> _Work instructions_
Pictures are not part of the copy; repeat everything else in the records exactly.

> _Data in this exercise_
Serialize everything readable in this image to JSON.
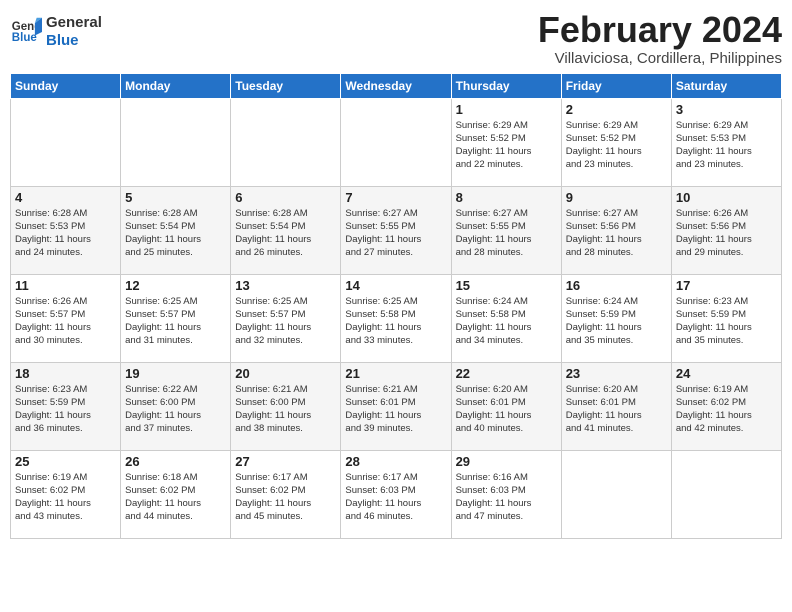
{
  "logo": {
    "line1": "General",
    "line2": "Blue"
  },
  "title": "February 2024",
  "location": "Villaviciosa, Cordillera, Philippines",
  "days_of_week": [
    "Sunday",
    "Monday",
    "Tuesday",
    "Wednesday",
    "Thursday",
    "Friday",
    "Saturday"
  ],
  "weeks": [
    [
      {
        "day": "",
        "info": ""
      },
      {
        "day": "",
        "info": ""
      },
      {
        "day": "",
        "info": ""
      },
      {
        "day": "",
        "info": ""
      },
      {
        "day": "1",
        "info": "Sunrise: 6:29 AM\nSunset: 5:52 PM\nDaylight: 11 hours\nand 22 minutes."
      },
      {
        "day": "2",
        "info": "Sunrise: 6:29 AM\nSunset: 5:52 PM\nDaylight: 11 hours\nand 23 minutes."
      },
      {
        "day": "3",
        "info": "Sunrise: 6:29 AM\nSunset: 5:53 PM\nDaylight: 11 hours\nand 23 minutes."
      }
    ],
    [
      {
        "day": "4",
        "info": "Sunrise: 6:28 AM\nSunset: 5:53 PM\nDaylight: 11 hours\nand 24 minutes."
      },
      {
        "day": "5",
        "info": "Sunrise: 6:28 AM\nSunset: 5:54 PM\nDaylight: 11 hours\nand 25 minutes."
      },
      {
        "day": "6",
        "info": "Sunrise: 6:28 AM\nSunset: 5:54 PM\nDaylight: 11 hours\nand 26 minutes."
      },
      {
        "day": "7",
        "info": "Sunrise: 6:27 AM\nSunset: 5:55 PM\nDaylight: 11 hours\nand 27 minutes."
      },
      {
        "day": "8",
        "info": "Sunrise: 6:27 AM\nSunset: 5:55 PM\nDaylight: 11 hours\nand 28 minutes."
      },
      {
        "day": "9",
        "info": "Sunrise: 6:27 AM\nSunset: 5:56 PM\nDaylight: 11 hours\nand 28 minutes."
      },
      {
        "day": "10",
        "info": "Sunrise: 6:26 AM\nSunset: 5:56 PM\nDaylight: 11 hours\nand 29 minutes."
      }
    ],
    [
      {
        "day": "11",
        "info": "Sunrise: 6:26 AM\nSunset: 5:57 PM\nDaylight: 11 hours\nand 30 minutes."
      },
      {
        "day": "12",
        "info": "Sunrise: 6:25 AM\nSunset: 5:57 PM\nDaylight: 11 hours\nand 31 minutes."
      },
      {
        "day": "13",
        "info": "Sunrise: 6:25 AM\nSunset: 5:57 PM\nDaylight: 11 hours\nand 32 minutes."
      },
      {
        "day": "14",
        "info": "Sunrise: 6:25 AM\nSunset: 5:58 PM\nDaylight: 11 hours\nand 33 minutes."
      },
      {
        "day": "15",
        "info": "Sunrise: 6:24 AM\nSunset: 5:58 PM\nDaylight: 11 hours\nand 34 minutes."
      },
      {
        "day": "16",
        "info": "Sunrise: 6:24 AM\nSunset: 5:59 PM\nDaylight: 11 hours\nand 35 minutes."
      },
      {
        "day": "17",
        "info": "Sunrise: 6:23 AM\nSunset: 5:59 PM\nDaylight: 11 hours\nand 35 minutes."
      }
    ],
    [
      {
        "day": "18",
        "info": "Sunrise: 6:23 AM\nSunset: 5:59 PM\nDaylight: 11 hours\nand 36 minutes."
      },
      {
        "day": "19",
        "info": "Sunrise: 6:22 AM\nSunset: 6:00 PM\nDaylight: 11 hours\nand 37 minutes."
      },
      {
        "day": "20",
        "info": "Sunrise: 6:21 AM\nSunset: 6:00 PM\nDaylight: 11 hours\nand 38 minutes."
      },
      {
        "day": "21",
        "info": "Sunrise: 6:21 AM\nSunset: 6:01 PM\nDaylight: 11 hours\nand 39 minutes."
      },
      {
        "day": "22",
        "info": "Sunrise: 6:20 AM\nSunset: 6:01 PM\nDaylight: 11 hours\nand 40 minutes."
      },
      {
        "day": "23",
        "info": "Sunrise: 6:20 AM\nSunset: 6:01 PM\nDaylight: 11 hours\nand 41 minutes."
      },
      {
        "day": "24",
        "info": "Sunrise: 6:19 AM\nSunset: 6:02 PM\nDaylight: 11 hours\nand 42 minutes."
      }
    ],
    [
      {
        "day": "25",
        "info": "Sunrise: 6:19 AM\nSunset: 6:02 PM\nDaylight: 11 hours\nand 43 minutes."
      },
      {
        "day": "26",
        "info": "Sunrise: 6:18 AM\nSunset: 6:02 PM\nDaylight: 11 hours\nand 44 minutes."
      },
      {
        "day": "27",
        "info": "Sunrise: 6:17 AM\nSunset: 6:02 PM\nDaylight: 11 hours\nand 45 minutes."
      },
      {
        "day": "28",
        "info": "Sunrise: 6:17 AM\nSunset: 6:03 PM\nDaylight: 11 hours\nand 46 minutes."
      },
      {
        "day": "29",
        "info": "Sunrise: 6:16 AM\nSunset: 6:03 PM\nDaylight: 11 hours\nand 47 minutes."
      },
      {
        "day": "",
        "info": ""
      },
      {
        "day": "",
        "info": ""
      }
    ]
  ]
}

> _Correct response_
Serialize everything readable in this image to JSON.
{
  "logo": {
    "line1": "General",
    "line2": "Blue"
  },
  "title": "February 2024",
  "location": "Villaviciosa, Cordillera, Philippines",
  "days_of_week": [
    "Sunday",
    "Monday",
    "Tuesday",
    "Wednesday",
    "Thursday",
    "Friday",
    "Saturday"
  ],
  "weeks": [
    [
      {
        "day": "",
        "info": ""
      },
      {
        "day": "",
        "info": ""
      },
      {
        "day": "",
        "info": ""
      },
      {
        "day": "",
        "info": ""
      },
      {
        "day": "1",
        "info": "Sunrise: 6:29 AM\nSunset: 5:52 PM\nDaylight: 11 hours\nand 22 minutes."
      },
      {
        "day": "2",
        "info": "Sunrise: 6:29 AM\nSunset: 5:52 PM\nDaylight: 11 hours\nand 23 minutes."
      },
      {
        "day": "3",
        "info": "Sunrise: 6:29 AM\nSunset: 5:53 PM\nDaylight: 11 hours\nand 23 minutes."
      }
    ],
    [
      {
        "day": "4",
        "info": "Sunrise: 6:28 AM\nSunset: 5:53 PM\nDaylight: 11 hours\nand 24 minutes."
      },
      {
        "day": "5",
        "info": "Sunrise: 6:28 AM\nSunset: 5:54 PM\nDaylight: 11 hours\nand 25 minutes."
      },
      {
        "day": "6",
        "info": "Sunrise: 6:28 AM\nSunset: 5:54 PM\nDaylight: 11 hours\nand 26 minutes."
      },
      {
        "day": "7",
        "info": "Sunrise: 6:27 AM\nSunset: 5:55 PM\nDaylight: 11 hours\nand 27 minutes."
      },
      {
        "day": "8",
        "info": "Sunrise: 6:27 AM\nSunset: 5:55 PM\nDaylight: 11 hours\nand 28 minutes."
      },
      {
        "day": "9",
        "info": "Sunrise: 6:27 AM\nSunset: 5:56 PM\nDaylight: 11 hours\nand 28 minutes."
      },
      {
        "day": "10",
        "info": "Sunrise: 6:26 AM\nSunset: 5:56 PM\nDaylight: 11 hours\nand 29 minutes."
      }
    ],
    [
      {
        "day": "11",
        "info": "Sunrise: 6:26 AM\nSunset: 5:57 PM\nDaylight: 11 hours\nand 30 minutes."
      },
      {
        "day": "12",
        "info": "Sunrise: 6:25 AM\nSunset: 5:57 PM\nDaylight: 11 hours\nand 31 minutes."
      },
      {
        "day": "13",
        "info": "Sunrise: 6:25 AM\nSunset: 5:57 PM\nDaylight: 11 hours\nand 32 minutes."
      },
      {
        "day": "14",
        "info": "Sunrise: 6:25 AM\nSunset: 5:58 PM\nDaylight: 11 hours\nand 33 minutes."
      },
      {
        "day": "15",
        "info": "Sunrise: 6:24 AM\nSunset: 5:58 PM\nDaylight: 11 hours\nand 34 minutes."
      },
      {
        "day": "16",
        "info": "Sunrise: 6:24 AM\nSunset: 5:59 PM\nDaylight: 11 hours\nand 35 minutes."
      },
      {
        "day": "17",
        "info": "Sunrise: 6:23 AM\nSunset: 5:59 PM\nDaylight: 11 hours\nand 35 minutes."
      }
    ],
    [
      {
        "day": "18",
        "info": "Sunrise: 6:23 AM\nSunset: 5:59 PM\nDaylight: 11 hours\nand 36 minutes."
      },
      {
        "day": "19",
        "info": "Sunrise: 6:22 AM\nSunset: 6:00 PM\nDaylight: 11 hours\nand 37 minutes."
      },
      {
        "day": "20",
        "info": "Sunrise: 6:21 AM\nSunset: 6:00 PM\nDaylight: 11 hours\nand 38 minutes."
      },
      {
        "day": "21",
        "info": "Sunrise: 6:21 AM\nSunset: 6:01 PM\nDaylight: 11 hours\nand 39 minutes."
      },
      {
        "day": "22",
        "info": "Sunrise: 6:20 AM\nSunset: 6:01 PM\nDaylight: 11 hours\nand 40 minutes."
      },
      {
        "day": "23",
        "info": "Sunrise: 6:20 AM\nSunset: 6:01 PM\nDaylight: 11 hours\nand 41 minutes."
      },
      {
        "day": "24",
        "info": "Sunrise: 6:19 AM\nSunset: 6:02 PM\nDaylight: 11 hours\nand 42 minutes."
      }
    ],
    [
      {
        "day": "25",
        "info": "Sunrise: 6:19 AM\nSunset: 6:02 PM\nDaylight: 11 hours\nand 43 minutes."
      },
      {
        "day": "26",
        "info": "Sunrise: 6:18 AM\nSunset: 6:02 PM\nDaylight: 11 hours\nand 44 minutes."
      },
      {
        "day": "27",
        "info": "Sunrise: 6:17 AM\nSunset: 6:02 PM\nDaylight: 11 hours\nand 45 minutes."
      },
      {
        "day": "28",
        "info": "Sunrise: 6:17 AM\nSunset: 6:03 PM\nDaylight: 11 hours\nand 46 minutes."
      },
      {
        "day": "29",
        "info": "Sunrise: 6:16 AM\nSunset: 6:03 PM\nDaylight: 11 hours\nand 47 minutes."
      },
      {
        "day": "",
        "info": ""
      },
      {
        "day": "",
        "info": ""
      }
    ]
  ]
}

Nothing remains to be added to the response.